----- Exercise input -----

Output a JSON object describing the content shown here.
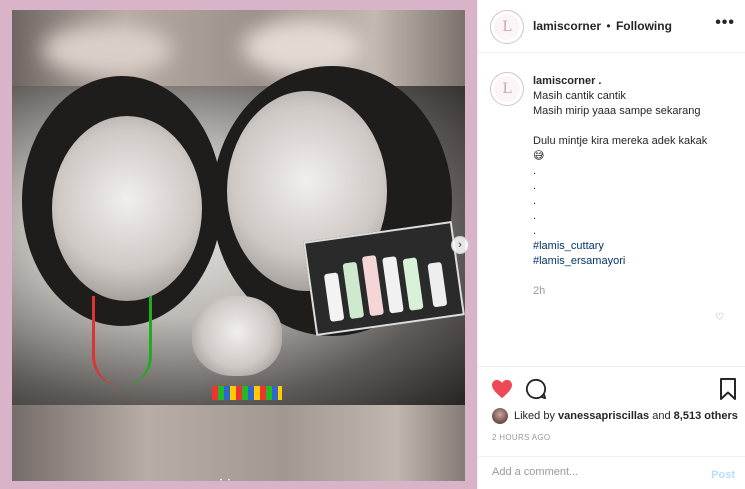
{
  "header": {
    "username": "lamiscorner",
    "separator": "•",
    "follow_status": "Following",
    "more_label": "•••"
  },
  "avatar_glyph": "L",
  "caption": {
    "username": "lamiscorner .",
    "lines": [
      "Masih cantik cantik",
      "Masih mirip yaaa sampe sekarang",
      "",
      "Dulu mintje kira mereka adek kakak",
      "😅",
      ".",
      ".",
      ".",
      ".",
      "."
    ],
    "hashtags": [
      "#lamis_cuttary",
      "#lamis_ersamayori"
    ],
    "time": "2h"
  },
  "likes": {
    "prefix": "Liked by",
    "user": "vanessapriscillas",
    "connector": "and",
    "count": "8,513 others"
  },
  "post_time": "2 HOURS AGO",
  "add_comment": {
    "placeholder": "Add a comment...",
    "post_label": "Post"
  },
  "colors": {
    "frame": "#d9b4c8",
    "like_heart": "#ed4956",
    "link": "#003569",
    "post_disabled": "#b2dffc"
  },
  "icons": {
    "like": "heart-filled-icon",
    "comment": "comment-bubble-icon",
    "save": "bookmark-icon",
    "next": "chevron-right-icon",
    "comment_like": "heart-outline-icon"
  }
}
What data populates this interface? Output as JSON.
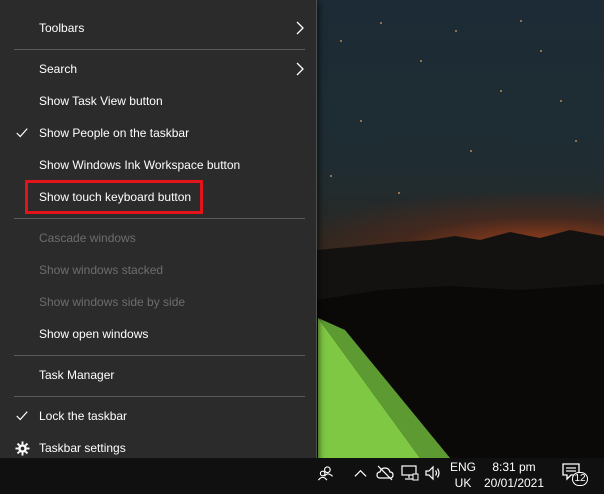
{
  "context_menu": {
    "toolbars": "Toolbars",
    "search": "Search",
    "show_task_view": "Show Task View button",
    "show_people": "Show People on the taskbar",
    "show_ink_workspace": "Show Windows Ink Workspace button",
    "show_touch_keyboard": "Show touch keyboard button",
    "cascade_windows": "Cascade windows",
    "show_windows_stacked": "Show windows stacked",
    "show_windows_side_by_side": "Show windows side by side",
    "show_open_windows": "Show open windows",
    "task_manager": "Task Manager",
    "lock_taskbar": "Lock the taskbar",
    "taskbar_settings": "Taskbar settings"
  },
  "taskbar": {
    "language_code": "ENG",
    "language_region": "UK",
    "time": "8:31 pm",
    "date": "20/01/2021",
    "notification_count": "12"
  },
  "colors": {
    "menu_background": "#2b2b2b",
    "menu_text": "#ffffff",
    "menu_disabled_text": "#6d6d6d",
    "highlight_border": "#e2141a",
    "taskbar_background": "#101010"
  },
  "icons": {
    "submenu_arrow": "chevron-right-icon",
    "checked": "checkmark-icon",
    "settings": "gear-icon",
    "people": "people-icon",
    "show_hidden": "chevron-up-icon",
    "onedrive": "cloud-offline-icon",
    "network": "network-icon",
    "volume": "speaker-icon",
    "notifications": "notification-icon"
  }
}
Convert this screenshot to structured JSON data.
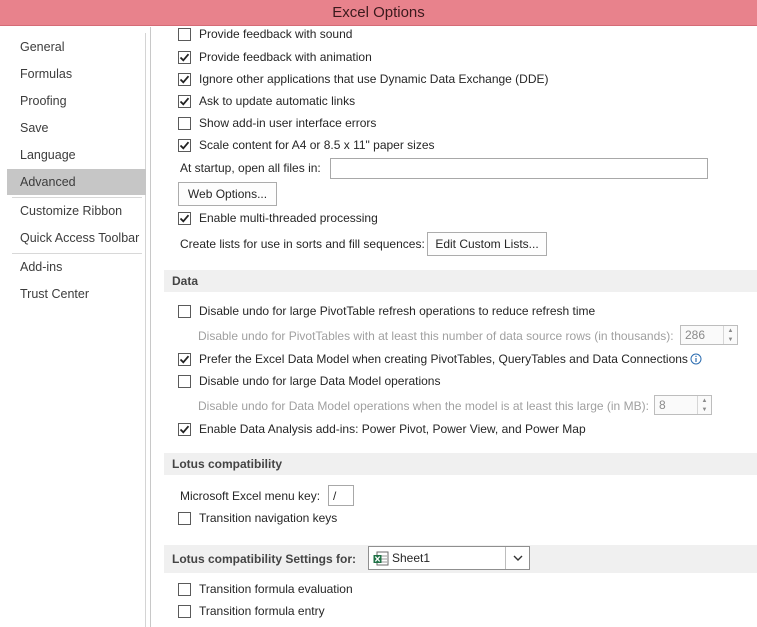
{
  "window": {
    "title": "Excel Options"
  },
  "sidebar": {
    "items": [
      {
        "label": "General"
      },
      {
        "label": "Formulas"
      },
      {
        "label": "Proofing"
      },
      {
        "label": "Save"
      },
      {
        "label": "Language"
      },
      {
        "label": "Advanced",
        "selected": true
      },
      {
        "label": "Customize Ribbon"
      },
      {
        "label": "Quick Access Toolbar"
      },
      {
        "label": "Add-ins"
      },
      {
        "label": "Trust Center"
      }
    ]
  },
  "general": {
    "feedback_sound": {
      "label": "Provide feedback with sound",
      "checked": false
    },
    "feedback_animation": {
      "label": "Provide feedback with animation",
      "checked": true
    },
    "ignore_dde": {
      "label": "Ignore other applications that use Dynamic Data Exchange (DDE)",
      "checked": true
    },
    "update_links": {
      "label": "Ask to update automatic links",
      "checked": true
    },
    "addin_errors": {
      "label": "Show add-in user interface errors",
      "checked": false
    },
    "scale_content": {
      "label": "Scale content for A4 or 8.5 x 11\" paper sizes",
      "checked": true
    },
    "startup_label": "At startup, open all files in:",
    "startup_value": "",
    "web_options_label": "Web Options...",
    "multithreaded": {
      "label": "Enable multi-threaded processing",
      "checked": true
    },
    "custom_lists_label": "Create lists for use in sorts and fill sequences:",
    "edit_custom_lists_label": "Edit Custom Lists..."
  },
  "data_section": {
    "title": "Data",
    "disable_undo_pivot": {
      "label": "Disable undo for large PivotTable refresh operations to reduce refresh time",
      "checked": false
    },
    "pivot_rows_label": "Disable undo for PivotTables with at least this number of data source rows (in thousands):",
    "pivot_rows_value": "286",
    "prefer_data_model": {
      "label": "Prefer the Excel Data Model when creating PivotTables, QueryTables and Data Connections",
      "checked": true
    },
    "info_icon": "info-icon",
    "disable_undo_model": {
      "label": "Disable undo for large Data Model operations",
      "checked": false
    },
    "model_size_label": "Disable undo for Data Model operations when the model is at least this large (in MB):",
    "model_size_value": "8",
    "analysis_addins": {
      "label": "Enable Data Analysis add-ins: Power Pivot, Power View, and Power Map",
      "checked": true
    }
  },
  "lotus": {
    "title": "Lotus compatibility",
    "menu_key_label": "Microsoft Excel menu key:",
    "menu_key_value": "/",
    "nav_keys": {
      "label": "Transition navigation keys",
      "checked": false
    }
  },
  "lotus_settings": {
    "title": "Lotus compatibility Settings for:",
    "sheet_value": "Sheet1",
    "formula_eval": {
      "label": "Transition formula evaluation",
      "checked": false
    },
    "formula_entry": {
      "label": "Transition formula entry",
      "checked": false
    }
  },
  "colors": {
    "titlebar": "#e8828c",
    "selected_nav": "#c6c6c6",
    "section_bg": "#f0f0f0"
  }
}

-----

**Exercise description**
Copy all the lines of data exactly as they appear, dropping any images.

**Final result**
Output a JSON object describing the content shown here.
{
  "header": {
    "username": "lamiscorner",
    "separator": "•",
    "follow_status": "Following",
    "more_label": "•••"
  },
  "avatar_glyph": "L",
  "caption": {
    "username": "lamiscorner .",
    "lines": [
      "Masih cantik cantik",
      "Masih mirip yaaa sampe sekarang",
      "",
      "Dulu mintje kira mereka adek kakak",
      "😅",
      ".",
      ".",
      ".",
      ".",
      "."
    ],
    "hashtags": [
      "#lamis_cuttary",
      "#lamis_ersamayori"
    ],
    "time": "2h"
  },
  "likes": {
    "prefix": "Liked by",
    "user": "vanessapriscillas",
    "connector": "and",
    "count": "8,513 others"
  },
  "post_time": "2 HOURS AGO",
  "add_comment": {
    "placeholder": "Add a comment...",
    "post_label": "Post"
  },
  "colors": {
    "frame": "#d9b4c8",
    "like_heart": "#ed4956",
    "link": "#003569",
    "post_disabled": "#b2dffc"
  },
  "icons": {
    "like": "heart-filled-icon",
    "comment": "comment-bubble-icon",
    "save": "bookmark-icon",
    "next": "chevron-right-icon",
    "comment_like": "heart-outline-icon"
  }
}
What data populates this interface? Output as JSON.
{
  "context_menu": {
    "toolbars": "Toolbars",
    "search": "Search",
    "show_task_view": "Show Task View button",
    "show_people": "Show People on the taskbar",
    "show_ink_workspace": "Show Windows Ink Workspace button",
    "show_touch_keyboard": "Show touch keyboard button",
    "cascade_windows": "Cascade windows",
    "show_windows_stacked": "Show windows stacked",
    "show_windows_side_by_side": "Show windows side by side",
    "show_open_windows": "Show open windows",
    "task_manager": "Task Manager",
    "lock_taskbar": "Lock the taskbar",
    "taskbar_settings": "Taskbar settings"
  },
  "taskbar": {
    "language_code": "ENG",
    "language_region": "UK",
    "time": "8:31 pm",
    "date": "20/01/2021",
    "notification_count": "12"
  },
  "colors": {
    "menu_background": "#2b2b2b",
    "menu_text": "#ffffff",
    "menu_disabled_text": "#6d6d6d",
    "highlight_border": "#e2141a",
    "taskbar_background": "#101010"
  },
  "icons": {
    "submenu_arrow": "chevron-right-icon",
    "checked": "checkmark-icon",
    "settings": "gear-icon",
    "people": "people-icon",
    "show_hidden": "chevron-up-icon",
    "onedrive": "cloud-offline-icon",
    "network": "network-icon",
    "volume": "speaker-icon",
    "notifications": "notification-icon"
  }
}
Convert this screenshot to structured JSON data.
{
  "window": {
    "title": "Excel Options"
  },
  "sidebar": {
    "items": [
      {
        "label": "General"
      },
      {
        "label": "Formulas"
      },
      {
        "label": "Proofing"
      },
      {
        "label": "Save"
      },
      {
        "label": "Language"
      },
      {
        "label": "Advanced",
        "selected": true
      },
      {
        "label": "Customize Ribbon"
      },
      {
        "label": "Quick Access Toolbar"
      },
      {
        "label": "Add-ins"
      },
      {
        "label": "Trust Center"
      }
    ]
  },
  "general": {
    "feedback_sound": {
      "label": "Provide feedback with sound",
      "checked": false
    },
    "feedback_animation": {
      "label": "Provide feedback with animation",
      "checked": true
    },
    "ignore_dde": {
      "label": "Ignore other applications that use Dynamic Data Exchange (DDE)",
      "checked": true
    },
    "update_links": {
      "label": "Ask to update automatic links",
      "checked": true
    },
    "addin_errors": {
      "label": "Show add-in user interface errors",
      "checked": false
    },
    "scale_content": {
      "label": "Scale content for A4 or 8.5 x 11\" paper sizes",
      "checked": true
    },
    "startup_label": "At startup, open all files in:",
    "startup_value": "",
    "web_options_label": "Web Options...",
    "multithreaded": {
      "label": "Enable multi-threaded processing",
      "checked": true
    },
    "custom_lists_label": "Create lists for use in sorts and fill sequences:",
    "edit_custom_lists_label": "Edit Custom Lists..."
  },
  "data_section": {
    "title": "Data",
    "disable_undo_pivot": {
      "label": "Disable undo for large PivotTable refresh operations to reduce refresh time",
      "checked": false
    },
    "pivot_rows_label": "Disable undo for PivotTables with at least this number of data source rows (in thousands):",
    "pivot_rows_value": "286",
    "prefer_data_model": {
      "label": "Prefer the Excel Data Model when creating PivotTables, QueryTables and Data Connections",
      "checked": true
    },
    "info_icon": "info-icon",
    "disable_undo_model": {
      "label": "Disable undo for large Data Model operations",
      "checked": false
    },
    "model_size_label": "Disable undo for Data Model operations when the model is at least this large (in MB):",
    "model_size_value": "8",
    "analysis_addins": {
      "label": "Enable Data Analysis add-ins: Power Pivot, Power View, and Power Map",
      "checked": true
    }
  },
  "lotus": {
    "title": "Lotus compatibility",
    "menu_key_label": "Microsoft Excel menu key:",
    "menu_key_value": "/",
    "nav_keys": {
      "label": "Transition navigation keys",
      "checked": false
    }
  },
  "lotus_settings": {
    "title": "Lotus compatibility Settings for:",
    "sheet_value": "Sheet1",
    "formula_eval": {
      "label": "Transition formula evaluation",
      "checked": false
    },
    "formula_entry": {
      "label": "Transition formula entry",
      "checked": false
    }
  },
  "colors": {
    "titlebar": "#e8828c",
    "selected_nav": "#c6c6c6",
    "section_bg": "#f0f0f0"
  }
}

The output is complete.